### EXERCISE DIRECTIONS
Go through the material below and copy all lines with "太阳辐射弱".

### SOURCE RECORDS
* Begin *

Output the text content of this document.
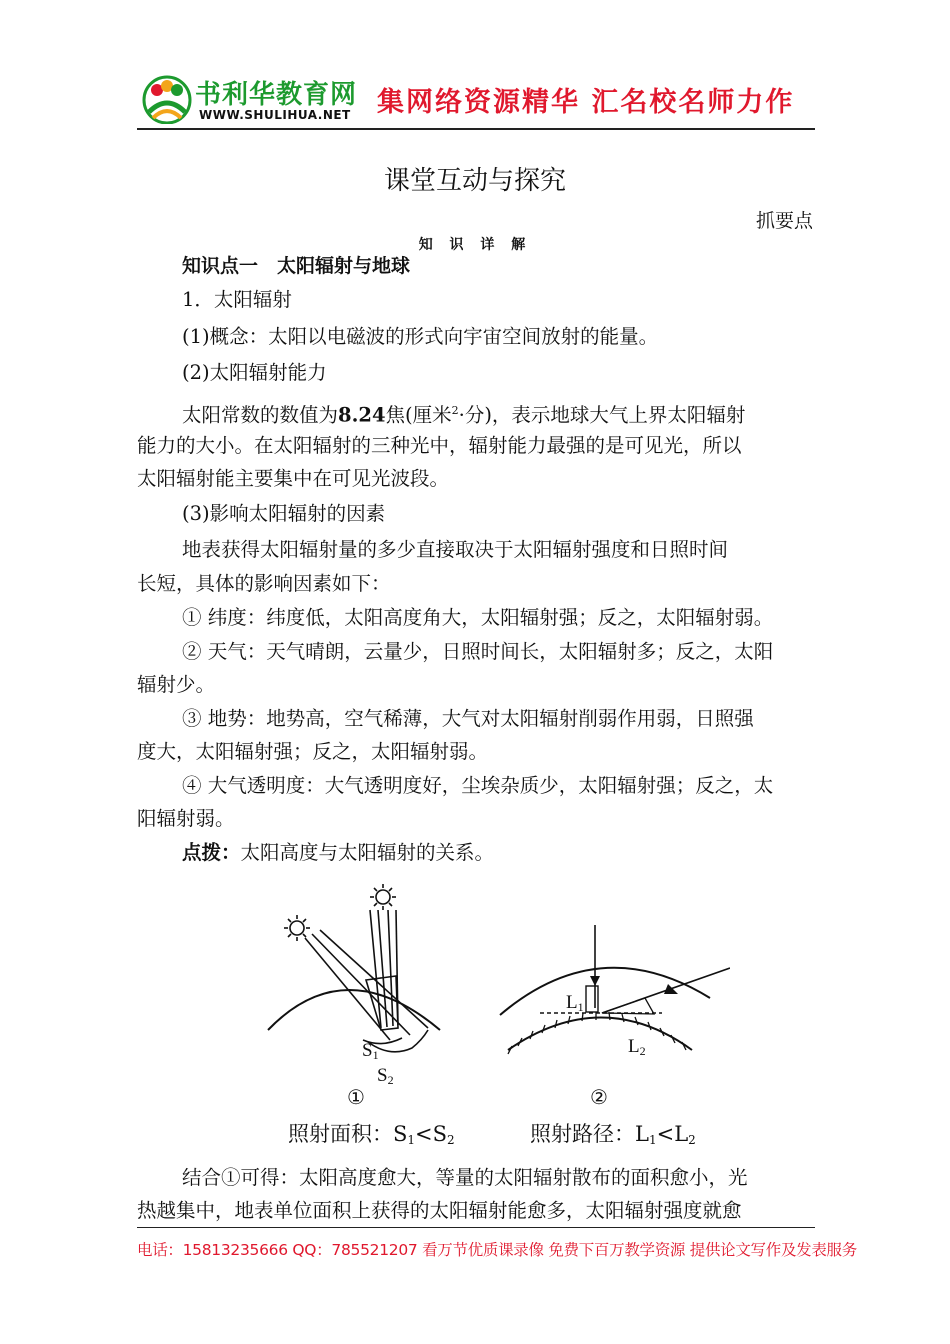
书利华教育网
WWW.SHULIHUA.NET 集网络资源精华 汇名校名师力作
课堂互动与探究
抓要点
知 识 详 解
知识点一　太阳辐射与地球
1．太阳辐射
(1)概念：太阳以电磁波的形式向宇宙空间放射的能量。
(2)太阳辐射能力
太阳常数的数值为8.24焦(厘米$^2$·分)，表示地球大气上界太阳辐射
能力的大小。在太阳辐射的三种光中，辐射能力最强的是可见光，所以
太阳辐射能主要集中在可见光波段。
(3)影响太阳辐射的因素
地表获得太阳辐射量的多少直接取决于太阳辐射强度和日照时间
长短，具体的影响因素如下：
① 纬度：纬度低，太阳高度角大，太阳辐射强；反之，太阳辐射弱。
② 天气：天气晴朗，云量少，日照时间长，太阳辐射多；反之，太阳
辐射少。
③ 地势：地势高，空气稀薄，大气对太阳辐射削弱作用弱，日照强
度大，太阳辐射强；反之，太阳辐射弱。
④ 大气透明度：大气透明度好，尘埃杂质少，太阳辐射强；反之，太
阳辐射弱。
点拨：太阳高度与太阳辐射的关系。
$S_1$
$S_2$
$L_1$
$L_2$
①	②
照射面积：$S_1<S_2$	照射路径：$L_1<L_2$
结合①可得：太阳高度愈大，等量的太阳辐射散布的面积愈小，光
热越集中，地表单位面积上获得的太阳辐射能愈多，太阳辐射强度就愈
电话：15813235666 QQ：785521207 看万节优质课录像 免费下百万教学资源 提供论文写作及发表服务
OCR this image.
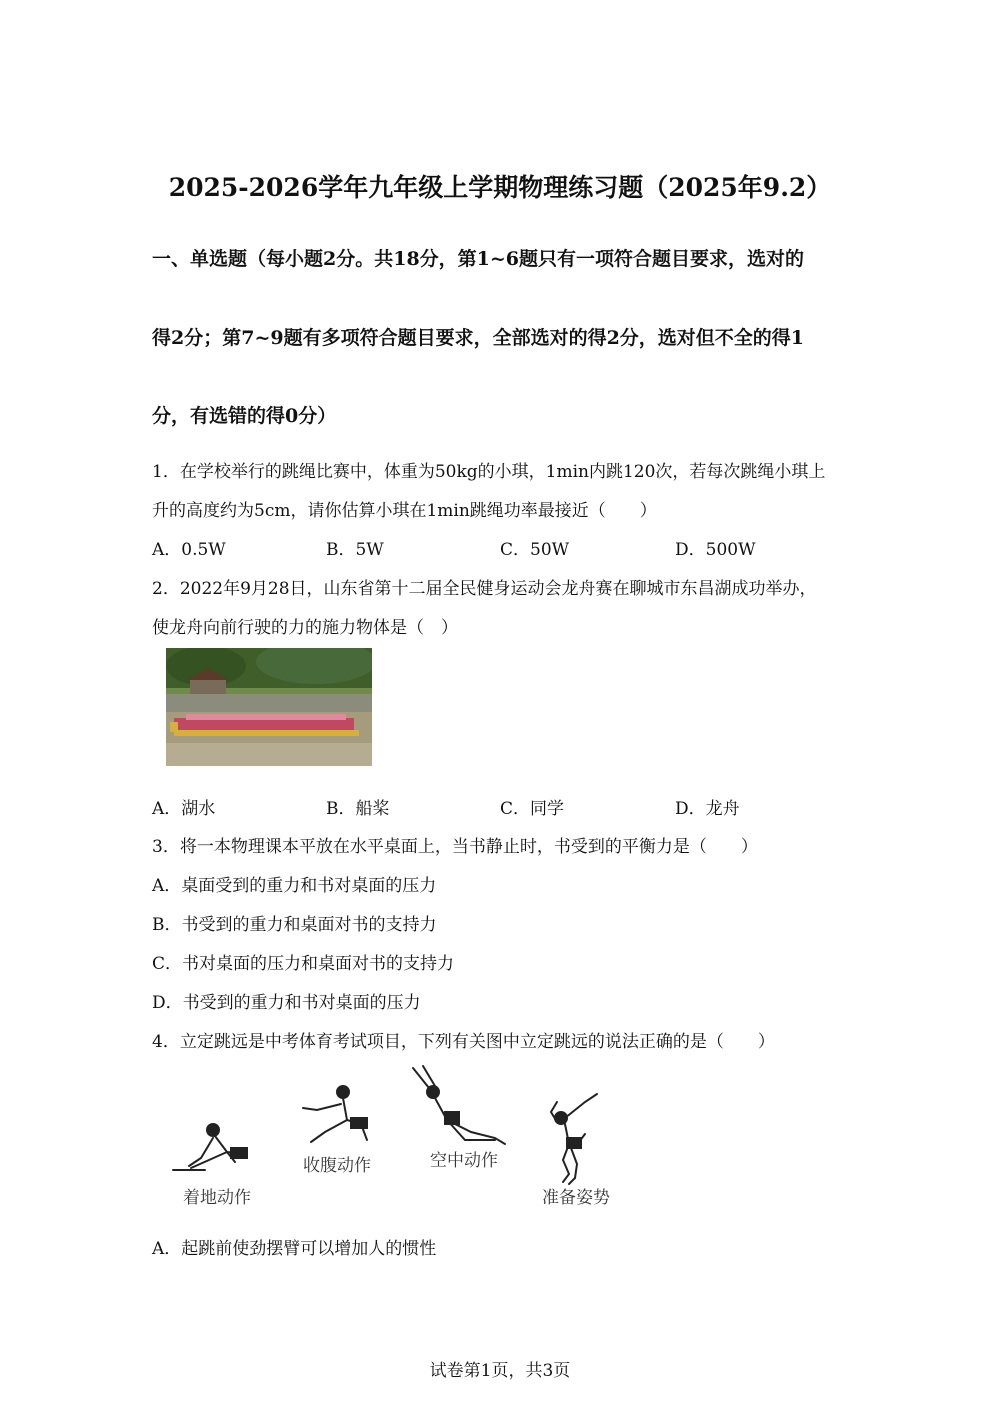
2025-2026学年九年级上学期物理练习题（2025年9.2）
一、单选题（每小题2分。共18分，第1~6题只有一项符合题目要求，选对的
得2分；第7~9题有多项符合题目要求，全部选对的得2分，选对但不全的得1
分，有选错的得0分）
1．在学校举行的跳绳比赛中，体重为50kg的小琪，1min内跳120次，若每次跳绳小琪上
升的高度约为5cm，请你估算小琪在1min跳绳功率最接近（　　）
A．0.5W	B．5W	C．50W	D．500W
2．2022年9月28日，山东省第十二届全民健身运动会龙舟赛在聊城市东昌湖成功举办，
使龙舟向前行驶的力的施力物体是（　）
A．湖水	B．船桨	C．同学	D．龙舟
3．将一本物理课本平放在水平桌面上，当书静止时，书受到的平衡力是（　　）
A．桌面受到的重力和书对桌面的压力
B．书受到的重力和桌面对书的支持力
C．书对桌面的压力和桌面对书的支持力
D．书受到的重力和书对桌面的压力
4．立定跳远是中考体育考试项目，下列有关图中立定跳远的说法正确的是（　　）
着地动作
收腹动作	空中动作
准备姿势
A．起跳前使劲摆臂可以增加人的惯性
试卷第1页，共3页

* End *

### EXERCISE OUTPUT
① 纬度：纬度低，太阳高度角大，太阳辐射强；反之，太阳辐射弱。
度大，太阳辐射强；反之，太阳辐射弱。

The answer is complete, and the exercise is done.